Text under study Start Marker

The Pacific Coastal Mountain Icefields and Tundra ecoregion parallels the Northern Pacific Alaskan Coastal Forests ecoregion, all the way from its southeastern extent in the Alaska Panhandle and adjacent British Columbia to its western terminus on the Kenai Peninsula along the Gulf of Alaska coast. In addition to this arc-like distribution, pieces of the ecoregion are embedded at higher elevations within the Northern Pacific Alaskan Coastal Forests ecoregion.
Most of the ecoregion is high-elevation, steep, and rugged, but it also includes some deep valleys and coastal areas. Elevations range from sea level to more than 4,500 m, with peaks up to 5,175 m (King Peak) and 5,959 m (Mount Logan, Canada’s highest peak). Slopes are often in the range of 7º to steeper than 20º. Extensive glaciers give this this ecoregion one of the largest nonpolar ice fields in the world.
Important protected areas in the ecoregion are Kenai Fjords National Park and portions of Wrangell-St. Elias National Park and Preserve, Kluane National Park and Reserve, and Glacier Bay National Park and Preserve. The binational Kluane-Wrangell-St. Elias-Glacier Bay-Tatshenshini-Alsek park system was designated a UNESCO World Heritage Site in 1979 for its glaciers and icefields as well as for its key habitat for several species.

Text under study End Marker

* _Requirement A_:
According to the ecoregion description, how high is Mount Logan?
* _Requirement B_:
Translate this sentence from the ecoregion description into Spanish: "Slopes are often in the range of 7º to steeper than 20º."
* _Requirement C_:
In the ecoregion description, copy everything from "The Pacific Coastal" down to "in the world.", swapping "rugged" for "craggy".
This material has no connection to the ecoregion description.

Entries provided Start Marker

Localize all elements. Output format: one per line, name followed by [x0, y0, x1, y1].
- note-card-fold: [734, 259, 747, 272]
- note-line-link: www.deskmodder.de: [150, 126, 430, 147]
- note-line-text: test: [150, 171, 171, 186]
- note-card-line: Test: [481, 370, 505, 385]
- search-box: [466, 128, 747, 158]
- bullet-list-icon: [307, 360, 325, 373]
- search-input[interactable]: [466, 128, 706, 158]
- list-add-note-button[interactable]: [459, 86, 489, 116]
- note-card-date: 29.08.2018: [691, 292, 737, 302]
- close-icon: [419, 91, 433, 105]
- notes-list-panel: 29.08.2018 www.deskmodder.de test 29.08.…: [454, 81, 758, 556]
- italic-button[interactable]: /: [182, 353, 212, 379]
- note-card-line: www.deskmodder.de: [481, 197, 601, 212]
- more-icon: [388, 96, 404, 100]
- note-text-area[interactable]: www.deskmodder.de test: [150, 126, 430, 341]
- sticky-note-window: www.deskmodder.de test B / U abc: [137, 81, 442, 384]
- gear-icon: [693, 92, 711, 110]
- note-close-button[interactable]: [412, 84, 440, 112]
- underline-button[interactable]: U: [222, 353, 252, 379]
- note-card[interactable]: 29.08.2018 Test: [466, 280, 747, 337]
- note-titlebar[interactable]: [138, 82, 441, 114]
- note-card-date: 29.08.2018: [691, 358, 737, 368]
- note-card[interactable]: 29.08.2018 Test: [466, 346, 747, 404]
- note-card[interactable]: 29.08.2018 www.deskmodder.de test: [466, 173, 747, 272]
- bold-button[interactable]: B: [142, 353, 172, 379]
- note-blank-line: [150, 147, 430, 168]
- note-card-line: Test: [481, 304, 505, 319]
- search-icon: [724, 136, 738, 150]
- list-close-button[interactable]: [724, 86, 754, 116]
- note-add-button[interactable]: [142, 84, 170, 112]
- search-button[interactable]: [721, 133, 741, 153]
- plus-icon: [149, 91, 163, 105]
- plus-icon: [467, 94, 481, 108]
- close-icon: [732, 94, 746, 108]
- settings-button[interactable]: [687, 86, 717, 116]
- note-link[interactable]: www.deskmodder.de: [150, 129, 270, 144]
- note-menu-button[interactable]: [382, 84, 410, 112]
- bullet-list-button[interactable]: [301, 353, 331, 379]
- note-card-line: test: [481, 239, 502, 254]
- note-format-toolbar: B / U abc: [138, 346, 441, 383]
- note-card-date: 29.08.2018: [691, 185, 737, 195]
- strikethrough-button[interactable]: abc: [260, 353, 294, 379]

Entries provided End Marker

* _Response area A_:
5,959 m

* _Response area B_:
Las pendientes suelen ir de 7º a más de 20º.

* _Response area C_:
The Pacific Coastal Mountain Icefields and Tundra ecoregion parallels the Northern Pacific Alaskan Coastal Forests ecoregion, all the way from its southeastern extent in the Alaska Panhandle and adjacent British Columbia to its western terminus on the Kenai Peninsula along the Gulf of Alaska coast. In addition to this arc-like distribution, pieces of the ecoregion are embedded at higher elevations within the Northern Pacific Alaskan Coastal Forests ecoregion.
Most of the ecoregion is high-elevation, steep, and craggy, but it also includes some deep valleys and coastal areas. Elevations range from sea level to more than 4,500 m, with peaks up to 5,175 m (King Peak) and 5,959 m (Mount Logan, Canada’s highest peak). Slopes are often in the range of 7º to steeper than 20º. Extensive glaciers give this this ecoregion one of the largest nonpolar ice fields in the world.